[Task instructions]
Return nothing but the lines from the line with "Type out the text in this image." through the last line of the entries that follow, copied exactly and free of pictures.

[Provided data]
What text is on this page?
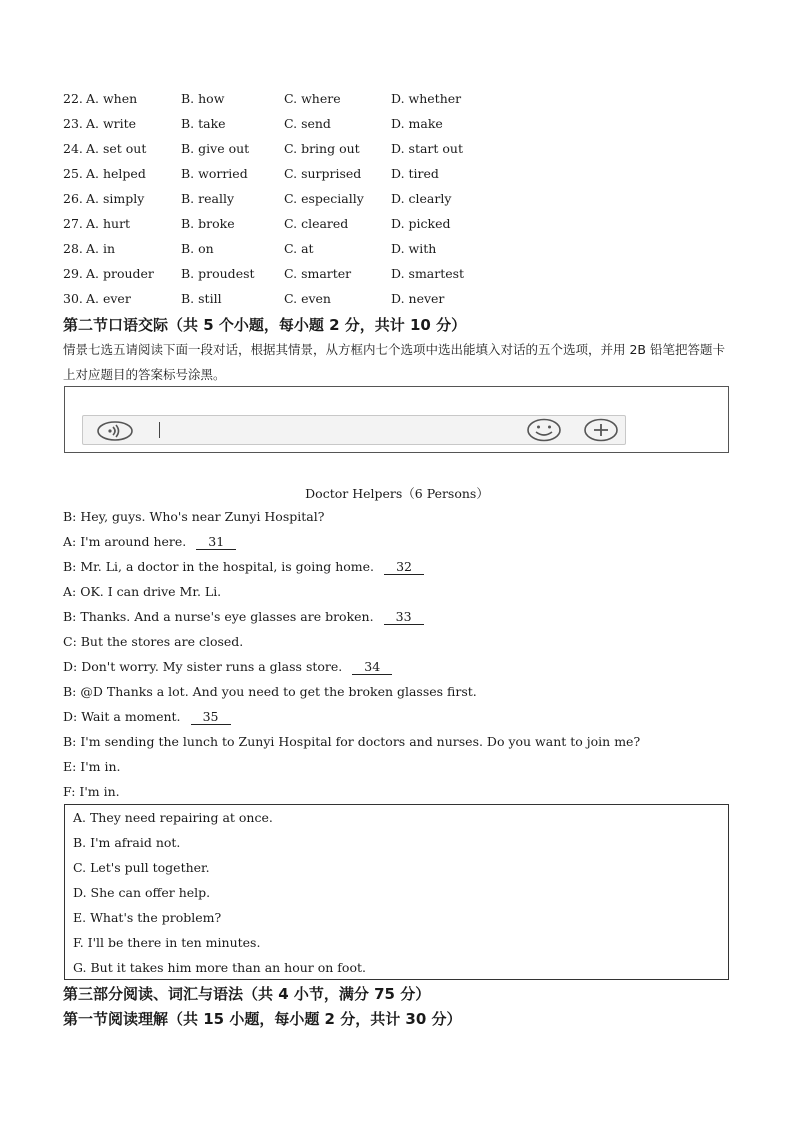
22. A. when	B. how	C. where	D. whether
23. A. write	B. take	C. send	D. make
24. A. set out	B. give out	C. bring out	D. start out
25. A. helped	B. worried	C. surprised D. tired
26. A. simply	B. really	C. especially D. clearly
27. A. hurt	B. broke	C. cleared	D. picked
28. A. in	B. on	C. at	D. with
29. A. prouder B. proudest C. smarter	D. smartest
30. A. ever	B. still	C. even	D. never
第二节口语交际（共 5 个小题，每小题 2 分，共计 10 分）
情景七选五请阅读下面一段对话，根据其情景，从方框内七个选项中选出能填入对话的五个选项，并用 2B 铅笔把答题卡上对应题目的答案标号涂黑。
Doctor Helpers（6 Persons）
B: Hey, guys. Who's near Zunyi Hospital?
A: I'm around here. 31
B: Mr. Li, a doctor in the hospital, is going home. 32
A: OK. I can drive Mr. Li.
B: Thanks. And a nurse's eye glasses are broken. 33
C: But the stores are closed.
D: Don't worry. My sister runs a glass store. 34
B: @D Thanks a lot. And you need to get the broken glasses first.
D: Wait a moment. 35
B: I'm sending the lunch to Zunyi Hospital for doctors and nurses. Do you want to join me?
E: I'm in.
F: I'm in.
A. They need repairing at once.
B. I'm afraid not.
C. Let's pull together.
D. She can offer help.
E. What's the problem?
F. I'll be there in ten minutes.
G. But it takes him more than an hour on foot.
第三部分阅读、词汇与语法（共 4 小节，满分 75 分）
第一节阅读理解（共 15 小题，每小题 2 分，共计 30 分）
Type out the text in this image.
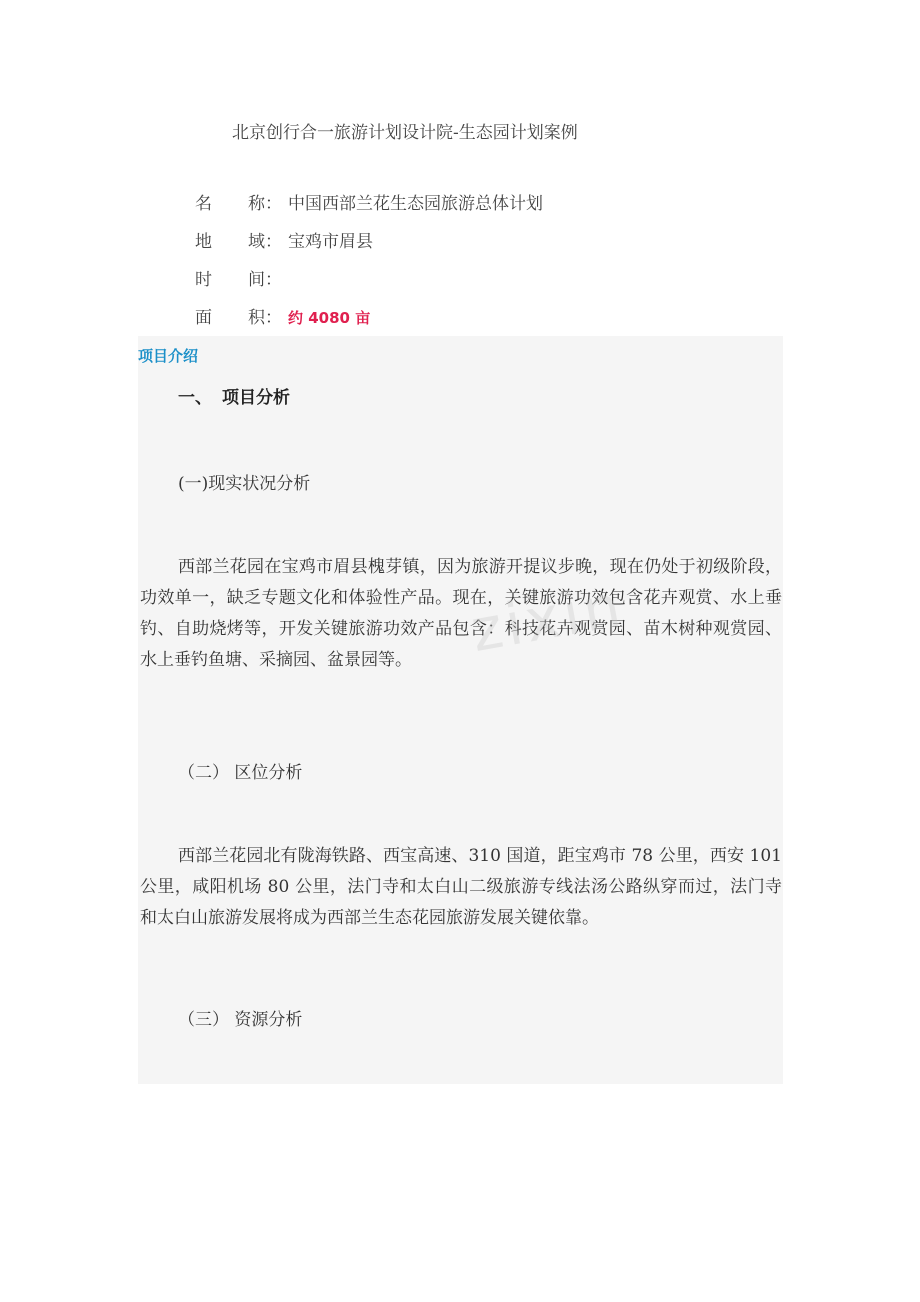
北京创行合一旅游计划设计院-生态园计划案例
名 称： 中国西部兰花生态园旅游总体计划
地 域： 宝鸡市眉县
时 间：
面 积： 约 4080 亩
项目介绍
一、 项目分析
(一)现实状况分析

西部兰花园在宝鸡市眉县槐芽镇，因为旅游开提议步晚，现在仍处于初级阶段，功效单一，缺乏专题文化和体验性产品。现在，关键旅游功效包含花卉观赏、水上垂钓、自助烧烤等，开发关键旅游功效产品包含：科技花卉观赏园、苗木树种观赏园、水上垂钓鱼塘、采摘园、盆景园等。

（二） 区位分析

西部兰花园北有陇海铁路、西宝高速、310 国道，距宝鸡市 78 公里，西安 101 公里，咸阳机场 80 公里，法门寺和太白山二级旅游专线法汤公路纵穿而过，法门寺和太白山旅游发展将成为西部兰生态花园旅游发展关键依靠。

（三） 资源分析
zixin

[Solution to the exercise]
Type out the text in this image.
北京创行合一旅游计划设计院-生态园计划案例
名 称： 中国西部兰花生态园旅游总体计划
地 域： 宝鸡市眉县
时 间：
面 积： 约 4080 亩
项目介绍
一、 项目分析
(一)现实状况分析

西部兰花园在宝鸡市眉县槐芽镇，因为旅游开提议步晚，现在仍处于初级阶段，功效单一，缺乏专题文化和体验性产品。现在，关键旅游功效包含花卉观赏、水上垂钓、自助烧烤等，开发关键旅游功效产品包含：科技花卉观赏园、苗木树种观赏园、水上垂钓鱼塘、采摘园、盆景园等。

（二） 区位分析

西部兰花园北有陇海铁路、西宝高速、310 国道，距宝鸡市 78 公里，西安 101 公里，咸阳机场 80 公里，法门寺和太白山二级旅游专线法汤公路纵穿而过，法门寺和太白山旅游发展将成为西部兰生态花园旅游发展关键依靠。

（三） 资源分析
zixin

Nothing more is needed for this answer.